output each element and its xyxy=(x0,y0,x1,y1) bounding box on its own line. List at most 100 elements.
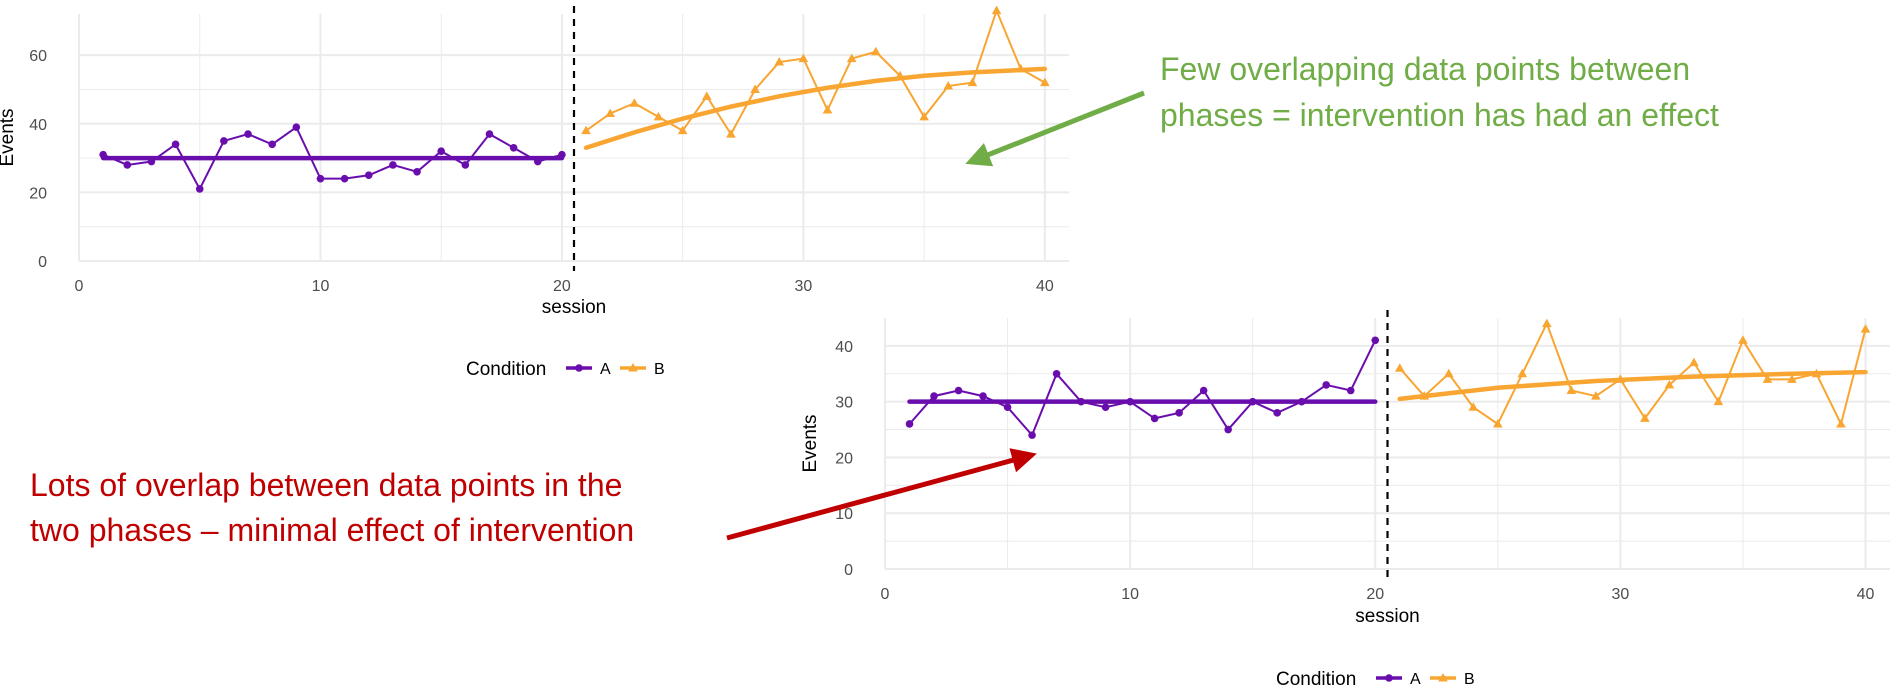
x-tick-label: 30 xyxy=(794,278,812,295)
x-tick-label: 0 xyxy=(881,586,890,603)
data-point-A xyxy=(316,174,325,183)
data-point-A xyxy=(533,157,542,166)
data-point-B xyxy=(750,84,760,93)
chart-top: 0 10 20 30 40 0 20 40 60 session Events Condition A B xyxy=(0,5,1069,380)
x-tick-label: 0 xyxy=(75,278,84,295)
data-point-B xyxy=(919,111,929,121)
green-annotation-line2: phases = intervention has had an effect xyxy=(1160,97,1719,133)
data-point-A xyxy=(1101,403,1110,412)
legend-label-A: A xyxy=(600,361,611,378)
data-point-B xyxy=(1419,391,1430,400)
data-point-B xyxy=(1468,402,1479,411)
x-tick-label: 30 xyxy=(1611,586,1629,603)
data-point-A xyxy=(930,392,938,400)
data-point-B xyxy=(1836,418,1846,428)
legend-title: Condition xyxy=(1276,669,1356,690)
y-tick-label: 0 xyxy=(844,562,853,579)
y-tick-label: 0 xyxy=(38,254,47,271)
data-point-A xyxy=(1248,397,1257,406)
series-line-B xyxy=(585,7,1046,137)
data-point-B xyxy=(1664,379,1675,389)
data-point-A xyxy=(220,137,228,145)
y-tick-label: 30 xyxy=(835,395,853,412)
data-point-B xyxy=(1591,391,1601,400)
data-point-A xyxy=(244,130,252,138)
data-point-B xyxy=(1443,368,1454,378)
legend-label-B: B xyxy=(654,361,665,378)
series-line-A xyxy=(102,125,563,192)
data-point-B xyxy=(846,53,857,63)
data-point-B xyxy=(1640,413,1650,422)
data-point-B xyxy=(991,5,1002,15)
trend-line-B xyxy=(583,66,1048,151)
data-point-A xyxy=(364,171,373,180)
data-point-B xyxy=(798,53,809,63)
data-point-A xyxy=(1126,397,1134,406)
data-point-A xyxy=(558,150,566,159)
data-point-B xyxy=(1787,374,1797,383)
data-point-B xyxy=(895,70,905,80)
data-point-A xyxy=(1297,397,1306,406)
y-axis-title: Events xyxy=(0,108,18,166)
data-point-B xyxy=(1615,374,1626,383)
y-tick-label: 20 xyxy=(835,450,853,467)
data-point-B xyxy=(1015,63,1026,73)
y-tick-label: 60 xyxy=(29,48,47,65)
data-point-A xyxy=(509,143,518,152)
data-point-A xyxy=(1175,409,1183,417)
data-point-B xyxy=(702,91,712,100)
data-point-B xyxy=(629,98,640,107)
data-point-A xyxy=(905,420,914,428)
data-point-B xyxy=(581,125,591,135)
data-point-A xyxy=(1273,409,1281,417)
data-point-A xyxy=(268,140,276,149)
data-point-B xyxy=(1738,335,1748,344)
data-point-A xyxy=(147,157,156,166)
x-tick-label: 10 xyxy=(312,278,330,295)
data-point-B xyxy=(1040,77,1050,87)
legend-marker-B xyxy=(628,363,638,372)
x-tick-label: 40 xyxy=(1036,278,1054,295)
legend-title: Condition xyxy=(466,359,546,380)
legend-label-B: B xyxy=(1464,671,1475,688)
data-point-A xyxy=(340,174,349,183)
legend-marker-A xyxy=(575,364,583,372)
data-point-B xyxy=(1493,418,1503,428)
data-point-B xyxy=(605,108,616,117)
legend-marker-A xyxy=(1385,674,1393,682)
data-point-B xyxy=(1811,368,1822,378)
data-point-B xyxy=(726,129,736,138)
data-point-B xyxy=(1542,318,1552,328)
data-point-A xyxy=(1224,425,1232,434)
data-point-A xyxy=(437,147,445,156)
data-point-A xyxy=(123,161,132,169)
data-point-B xyxy=(1689,357,1699,367)
data-point-B xyxy=(943,81,954,90)
y-tick-label: 20 xyxy=(29,185,47,202)
data-point-A xyxy=(171,140,180,149)
x-tick-label: 20 xyxy=(553,278,571,295)
x-tick-label: 40 xyxy=(1857,586,1875,603)
x-axis-title: session xyxy=(542,297,606,318)
data-point-A xyxy=(979,392,987,400)
data-point-B xyxy=(774,57,785,66)
data-point-A xyxy=(1322,381,1331,389)
data-point-B xyxy=(1517,368,1528,378)
data-point-A xyxy=(1003,403,1012,412)
green-arrow xyxy=(965,90,1145,167)
legend-marker-B xyxy=(1438,673,1448,682)
data-point-B xyxy=(1860,324,1871,333)
chart-bottom: 0 10 20 30 40 0 10 20 30 40 session Events Condition… xyxy=(800,310,1890,690)
data-point-B xyxy=(653,111,664,121)
y-tick-label: 40 xyxy=(835,339,853,356)
red-annotation-line2: two phases – minimal effect of intervent… xyxy=(30,512,634,548)
data-point-B xyxy=(1713,396,1724,406)
green-annotation-line1: Few overlapping data points between xyxy=(1160,51,1690,87)
data-point-A xyxy=(485,130,494,138)
data-point-A xyxy=(1077,397,1085,406)
red-arrow xyxy=(726,448,1037,541)
data-point-B xyxy=(822,105,833,114)
data-point-B xyxy=(967,77,978,87)
trend-line-B xyxy=(1397,369,1868,402)
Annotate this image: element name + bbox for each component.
========
Rewrite all of the material above, replacing "session" with "trial" everywhere and changing nothing else, and leave the pictures out of your answer.

→ **Result of this task**:
output each element and its xyxy=(x0,y0,x1,y1) bounding box on its own line. List at most 100 elements.
x-tick-label: 30 xyxy=(794,278,812,295)
x-tick-label: 0 xyxy=(881,586,890,603)
data-point-A xyxy=(316,174,325,183)
data-point-A xyxy=(533,157,542,166)
data-point-B xyxy=(750,84,760,93)
chart-top: 0 10 20 30 40 0 20 40 60 trial Events Condition A B xyxy=(0,5,1069,380)
x-tick-label: 0 xyxy=(75,278,84,295)
data-point-B xyxy=(919,111,929,121)
green-annotation-line2: phases = intervention has had an effect xyxy=(1160,97,1719,133)
data-point-A xyxy=(1101,403,1110,412)
legend-label-A: A xyxy=(600,361,611,378)
data-point-B xyxy=(1419,391,1430,400)
data-point-B xyxy=(1468,402,1479,411)
x-tick-label: 30 xyxy=(1611,586,1629,603)
data-point-A xyxy=(930,392,938,400)
data-point-B xyxy=(1836,418,1846,428)
legend-title: Condition xyxy=(1276,669,1356,690)
y-tick-label: 0 xyxy=(844,562,853,579)
y-tick-label: 0 xyxy=(38,254,47,271)
data-point-A xyxy=(1248,397,1257,406)
series-line-B xyxy=(585,7,1046,137)
data-point-B xyxy=(1664,379,1675,389)
data-point-A xyxy=(220,137,228,145)
y-tick-label: 30 xyxy=(835,395,853,412)
data-point-B xyxy=(1591,391,1601,400)
data-point-A xyxy=(244,130,252,138)
data-point-B xyxy=(1443,368,1454,378)
legend-label-B: B xyxy=(654,361,665,378)
series-line-A xyxy=(102,125,563,192)
data-point-B xyxy=(846,53,857,63)
data-point-B xyxy=(1640,413,1650,422)
data-point-B xyxy=(991,5,1002,15)
trend-line-B xyxy=(583,66,1048,151)
data-point-A xyxy=(364,171,373,180)
data-point-B xyxy=(798,53,809,63)
data-point-A xyxy=(1126,397,1134,406)
data-point-A xyxy=(558,150,566,159)
data-point-B xyxy=(1787,374,1797,383)
data-point-B xyxy=(895,70,905,80)
data-point-A xyxy=(1297,397,1306,406)
y-axis-title: Events xyxy=(0,108,18,166)
data-point-B xyxy=(1615,374,1626,383)
y-tick-label: 20 xyxy=(835,450,853,467)
data-point-B xyxy=(1015,63,1026,73)
y-tick-label: 60 xyxy=(29,48,47,65)
data-point-A xyxy=(509,143,518,152)
data-point-A xyxy=(1175,409,1183,417)
data-point-B xyxy=(702,91,712,100)
data-point-B xyxy=(629,98,640,107)
data-point-A xyxy=(905,420,914,428)
data-point-B xyxy=(581,125,591,135)
data-point-A xyxy=(1273,409,1281,417)
data-point-A xyxy=(268,140,276,149)
data-point-B xyxy=(1738,335,1748,344)
data-point-A xyxy=(147,157,156,166)
x-tick-label: 10 xyxy=(312,278,330,295)
data-point-B xyxy=(1040,77,1050,87)
legend-marker-B xyxy=(628,363,638,372)
x-tick-label: 40 xyxy=(1036,278,1054,295)
legend-title: Condition xyxy=(466,359,546,380)
legend-label-B: B xyxy=(1464,671,1475,688)
data-point-A xyxy=(340,174,349,183)
legend-marker-A xyxy=(575,364,583,372)
data-point-B xyxy=(1493,418,1503,428)
data-point-B xyxy=(605,108,616,117)
legend-marker-A xyxy=(1385,674,1393,682)
data-point-B xyxy=(1811,368,1822,378)
data-point-B xyxy=(726,129,736,138)
data-point-B xyxy=(1542,318,1552,328)
data-point-A xyxy=(1224,425,1232,434)
data-point-A xyxy=(437,147,445,156)
data-point-A xyxy=(123,161,132,169)
data-point-B xyxy=(1689,357,1699,367)
data-point-B xyxy=(943,81,954,90)
y-tick-label: 20 xyxy=(29,185,47,202)
data-point-A xyxy=(171,140,180,149)
x-tick-label: 20 xyxy=(553,278,571,295)
x-tick-label: 40 xyxy=(1857,586,1875,603)
x-axis-title: trial xyxy=(542,297,606,318)
data-point-A xyxy=(979,392,987,400)
data-point-B xyxy=(774,57,785,66)
data-point-A xyxy=(1322,381,1331,389)
data-point-B xyxy=(1517,368,1528,378)
data-point-A xyxy=(1003,403,1012,412)
green-arrow xyxy=(965,90,1145,167)
legend-marker-B xyxy=(1438,673,1448,682)
data-point-B xyxy=(1860,324,1871,333)
chart-bottom: 0 10 20 30 40 0 10 20 30 40 trial Events Condition… xyxy=(800,310,1890,690)
data-point-B xyxy=(653,111,664,121)
y-tick-label: 40 xyxy=(835,339,853,356)
red-annotation-line2: two phases – minimal effect of intervent… xyxy=(30,512,634,548)
data-point-B xyxy=(1713,396,1724,406)
green-annotation-line1: Few overlapping data points between xyxy=(1160,51,1690,87)
data-point-A xyxy=(485,130,494,138)
data-point-A xyxy=(1077,397,1085,406)
red-arrow xyxy=(726,448,1037,541)
data-point-B xyxy=(822,105,833,114)
data-point-B xyxy=(967,77,978,87)
trend-line-B xyxy=(1397,369,1868,402)
Annotate this image: element name + bbox for each component.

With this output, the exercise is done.